**Challenge**: Copy out all the data, word for word.
[START Data]
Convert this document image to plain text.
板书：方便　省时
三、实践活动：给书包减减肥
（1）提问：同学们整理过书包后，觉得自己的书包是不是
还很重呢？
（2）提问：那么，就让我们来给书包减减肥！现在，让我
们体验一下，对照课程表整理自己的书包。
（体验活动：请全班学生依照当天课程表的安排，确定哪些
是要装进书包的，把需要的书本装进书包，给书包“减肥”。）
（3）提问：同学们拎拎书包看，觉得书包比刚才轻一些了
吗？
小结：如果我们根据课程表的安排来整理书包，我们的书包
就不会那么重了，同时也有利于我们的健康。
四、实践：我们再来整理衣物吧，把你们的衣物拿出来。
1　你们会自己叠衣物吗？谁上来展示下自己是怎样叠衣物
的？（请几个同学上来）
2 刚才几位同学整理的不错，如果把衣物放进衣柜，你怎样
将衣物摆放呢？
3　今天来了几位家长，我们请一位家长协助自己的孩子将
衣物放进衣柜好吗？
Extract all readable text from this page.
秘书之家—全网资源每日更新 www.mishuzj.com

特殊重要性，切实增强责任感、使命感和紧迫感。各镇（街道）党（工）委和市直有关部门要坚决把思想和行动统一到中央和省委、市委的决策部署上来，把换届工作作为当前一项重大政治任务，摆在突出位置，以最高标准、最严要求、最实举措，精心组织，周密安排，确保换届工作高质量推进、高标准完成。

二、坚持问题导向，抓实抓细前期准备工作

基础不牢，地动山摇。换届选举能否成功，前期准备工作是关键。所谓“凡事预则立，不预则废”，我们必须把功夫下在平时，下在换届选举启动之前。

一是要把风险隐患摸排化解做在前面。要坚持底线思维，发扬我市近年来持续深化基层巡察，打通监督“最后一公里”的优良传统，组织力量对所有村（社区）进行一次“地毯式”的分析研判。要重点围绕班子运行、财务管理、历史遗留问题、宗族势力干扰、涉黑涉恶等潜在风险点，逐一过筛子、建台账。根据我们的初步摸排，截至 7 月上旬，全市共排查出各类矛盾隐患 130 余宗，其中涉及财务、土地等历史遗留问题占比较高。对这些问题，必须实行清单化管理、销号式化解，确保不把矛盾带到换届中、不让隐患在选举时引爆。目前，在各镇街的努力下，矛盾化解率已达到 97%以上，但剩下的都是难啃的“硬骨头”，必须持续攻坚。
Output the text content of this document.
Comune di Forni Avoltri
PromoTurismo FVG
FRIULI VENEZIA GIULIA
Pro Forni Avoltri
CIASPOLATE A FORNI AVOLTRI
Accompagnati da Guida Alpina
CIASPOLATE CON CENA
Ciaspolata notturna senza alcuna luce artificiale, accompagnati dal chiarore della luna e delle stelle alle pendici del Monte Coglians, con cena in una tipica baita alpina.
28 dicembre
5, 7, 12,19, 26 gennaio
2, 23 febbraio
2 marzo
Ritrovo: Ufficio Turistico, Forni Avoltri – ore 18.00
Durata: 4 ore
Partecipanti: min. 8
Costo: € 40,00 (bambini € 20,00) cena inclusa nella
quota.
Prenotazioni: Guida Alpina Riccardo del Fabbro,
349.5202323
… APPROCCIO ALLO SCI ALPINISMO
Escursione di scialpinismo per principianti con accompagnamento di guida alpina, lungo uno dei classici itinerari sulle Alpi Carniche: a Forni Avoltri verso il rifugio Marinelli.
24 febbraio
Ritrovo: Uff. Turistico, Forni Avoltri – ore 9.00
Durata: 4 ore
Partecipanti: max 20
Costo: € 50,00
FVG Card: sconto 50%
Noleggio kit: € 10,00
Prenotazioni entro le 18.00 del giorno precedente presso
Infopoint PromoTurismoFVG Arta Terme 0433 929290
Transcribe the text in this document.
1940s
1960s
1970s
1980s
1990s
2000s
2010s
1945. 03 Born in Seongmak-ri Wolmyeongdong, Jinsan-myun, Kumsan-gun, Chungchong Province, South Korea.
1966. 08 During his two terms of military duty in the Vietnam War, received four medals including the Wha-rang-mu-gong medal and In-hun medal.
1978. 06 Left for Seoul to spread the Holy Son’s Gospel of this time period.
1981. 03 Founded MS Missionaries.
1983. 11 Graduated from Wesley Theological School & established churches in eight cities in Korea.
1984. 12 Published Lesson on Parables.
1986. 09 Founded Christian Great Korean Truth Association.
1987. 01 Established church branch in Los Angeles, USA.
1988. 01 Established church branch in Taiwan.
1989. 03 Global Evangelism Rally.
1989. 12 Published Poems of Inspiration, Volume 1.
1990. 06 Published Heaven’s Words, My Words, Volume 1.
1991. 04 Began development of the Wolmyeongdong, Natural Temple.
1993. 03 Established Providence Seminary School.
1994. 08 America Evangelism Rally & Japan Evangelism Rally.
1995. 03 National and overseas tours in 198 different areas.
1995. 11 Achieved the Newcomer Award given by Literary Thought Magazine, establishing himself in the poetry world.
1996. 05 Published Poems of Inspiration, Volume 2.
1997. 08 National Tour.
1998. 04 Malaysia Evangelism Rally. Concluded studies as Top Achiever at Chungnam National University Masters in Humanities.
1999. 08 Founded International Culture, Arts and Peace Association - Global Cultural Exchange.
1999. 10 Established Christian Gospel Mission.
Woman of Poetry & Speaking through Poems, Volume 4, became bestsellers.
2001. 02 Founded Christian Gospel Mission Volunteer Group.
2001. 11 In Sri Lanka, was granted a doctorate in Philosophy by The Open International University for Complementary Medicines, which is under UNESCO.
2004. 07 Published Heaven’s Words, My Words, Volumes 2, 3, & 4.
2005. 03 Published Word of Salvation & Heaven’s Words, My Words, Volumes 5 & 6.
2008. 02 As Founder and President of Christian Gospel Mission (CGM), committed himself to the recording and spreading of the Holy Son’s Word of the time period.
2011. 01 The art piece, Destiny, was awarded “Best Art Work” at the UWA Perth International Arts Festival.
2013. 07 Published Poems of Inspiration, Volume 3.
[END Data]
**Response to the task**:
Convert this document image to plain text.
板书：方便　省时
三、实践活动：给书包减减肥
（1）提问：同学们整理过书包后，觉得自己的书包是不是
还很重呢？
（2）提问：那么，就让我们来给书包减减肥！现在，让我
们体验一下，对照课程表整理自己的书包。
（体验活动：请全班学生依照当天课程表的安排，确定哪些
是要装进书包的，把需要的书本装进书包，给书包“减肥”。）
（3）提问：同学们拎拎书包看，觉得书包比刚才轻一些了
吗？
小结：如果我们根据课程表的安排来整理书包，我们的书包
就不会那么重了，同时也有利于我们的健康。
四、实践：我们再来整理衣物吧，把你们的衣物拿出来。
1　你们会自己叠衣物吗？谁上来展示下自己是怎样叠衣物
的？（请几个同学上来）
2 刚才几位同学整理的不错，如果把衣物放进衣柜，你怎样
将衣物摆放呢？
3　今天来了几位家长，我们请一位家长协助自己的孩子将
衣物放进衣柜好吗？
Extract all readable text from this page.
秘书之家—全网资源每日更新 www.mishuzj.com

特殊重要性，切实增强责任感、使命感和紧迫感。各镇（街道）党（工）委和市直有关部门要坚决把思想和行动统一到中央和省委、市委的决策部署上来，把换届工作作为当前一项重大政治任务，摆在突出位置，以最高标准、最严要求、最实举措，精心组织，周密安排，确保换届工作高质量推进、高标准完成。

二、坚持问题导向，抓实抓细前期准备工作

基础不牢，地动山摇。换届选举能否成功，前期准备工作是关键。所谓“凡事预则立，不预则废”，我们必须把功夫下在平时，下在换届选举启动之前。

一是要把风险隐患摸排化解做在前面。要坚持底线思维，发扬我市近年来持续深化基层巡察，打通监督“最后一公里”的优良传统，组织力量对所有村（社区）进行一次“地毯式”的分析研判。要重点围绕班子运行、财务管理、历史遗留问题、宗族势力干扰、涉黑涉恶等潜在风险点，逐一过筛子、建台账。根据我们的初步摸排，截至 7 月上旬，全市共排查出各类矛盾隐患 130 余宗，其中涉及财务、土地等历史遗留问题占比较高。对这些问题，必须实行清单化管理、销号式化解，确保不把矛盾带到换届中、不让隐患在选举时引爆。目前，在各镇街的努力下，矛盾化解率已达到 97%以上，但剩下的都是难啃的“硬骨头”，必须持续攻坚。
Output the text content of this document.
Comune di Forni Avoltri
PromoTurismo FVG
FRIULI VENEZIA GIULIA
Pro Forni Avoltri
CIASPOLATE A FORNI AVOLTRI
Accompagnati da Guida Alpina
CIASPOLATE CON CENA
Ciaspolata notturna senza alcuna luce artificiale, accompagnati dal chiarore della luna e delle stelle alle pendici del Monte Coglians, con cena in una tipica baita alpina.
28 dicembre
5, 7, 12,19, 26 gennaio
2, 23 febbraio
2 marzo
Ritrovo: Ufficio Turistico, Forni Avoltri – ore 18.00
Durata: 4 ore
Partecipanti: min. 8
Costo: € 40,00 (bambini € 20,00) cena inclusa nella
quota.
Prenotazioni: Guida Alpina Riccardo del Fabbro,
349.5202323
… APPROCCIO ALLO SCI ALPINISMO
Escursione di scialpinismo per principianti con accompagnamento di guida alpina, lungo uno dei classici itinerari sulle Alpi Carniche: a Forni Avoltri verso il rifugio Marinelli.
24 febbraio
Ritrovo: Uff. Turistico, Forni Avoltri – ore 9.00
Durata: 4 ore
Partecipanti: max 20
Costo: € 50,00
FVG Card: sconto 50%
Noleggio kit: € 10,00
Prenotazioni entro le 18.00 del giorno precedente presso
Infopoint PromoTurismoFVG Arta Terme 0433 929290
Transcribe the text in this document.
1940s
1960s
1970s
1980s
1990s
2000s
2010s
1945. 03 Born in Seongmak-ri Wolmyeongdong, Jinsan-myun, Kumsan-gun, Chungchong Province, South Korea.
1966. 08 During his two terms of military duty in the Vietnam War, received four medals including the Wha-rang-mu-gong medal and In-hun medal.
1978. 06 Left for Seoul to spread the Holy Son’s Gospel of this time period.
1981. 03 Founded MS Missionaries.
1983. 11 Graduated from Wesley Theological School & established churches in eight cities in Korea.
1984. 12 Published Lesson on Parables.
1986. 09 Founded Christian Great Korean Truth Association.
1987. 01 Established church branch in Los Angeles, USA.
1988. 01 Established church branch in Taiwan.
1989. 03 Global Evangelism Rally.
1989. 12 Published Poems of Inspiration, Volume 1.
1990. 06 Published Heaven’s Words, My Words, Volume 1.
1991. 04 Began development of the Wolmyeongdong, Natural Temple.
1993. 03 Established Providence Seminary School.
1994. 08 America Evangelism Rally & Japan Evangelism Rally.
1995. 03 National and overseas tours in 198 different areas.
1995. 11 Achieved the Newcomer Award given by Literary Thought Magazine, establishing himself in the poetry world.
1996. 05 Published Poems of Inspiration, Volume 2.
1997. 08 National Tour.
1998. 04 Malaysia Evangelism Rally. Concluded studies as Top Achiever at Chungnam National University Masters in Humanities.
1999. 08 Founded International Culture, Arts and Peace Association - Global Cultural Exchange.
1999. 10 Established Christian Gospel Mission.
Woman of Poetry & Speaking through Poems, Volume 4, became bestsellers.
2001. 02 Founded Christian Gospel Mission Volunteer Group.
2001. 11 In Sri Lanka, was granted a doctorate in Philosophy by The Open International University for Complementary Medicines, which is under UNESCO.
2004. 07 Published Heaven’s Words, My Words, Volumes 2, 3, & 4.
2005. 03 Published Word of Salvation & Heaven’s Words, My Words, Volumes 5 & 6.
2008. 02 As Founder and President of Christian Gospel Mission (CGM), committed himself to the recording and spreading of the Holy Son’s Word of the time period.
2011. 01 The art piece, Destiny, was awarded “Best Art Work” at the UWA Perth International Arts Festival.
2013. 07 Published Poems of Inspiration, Volume 3.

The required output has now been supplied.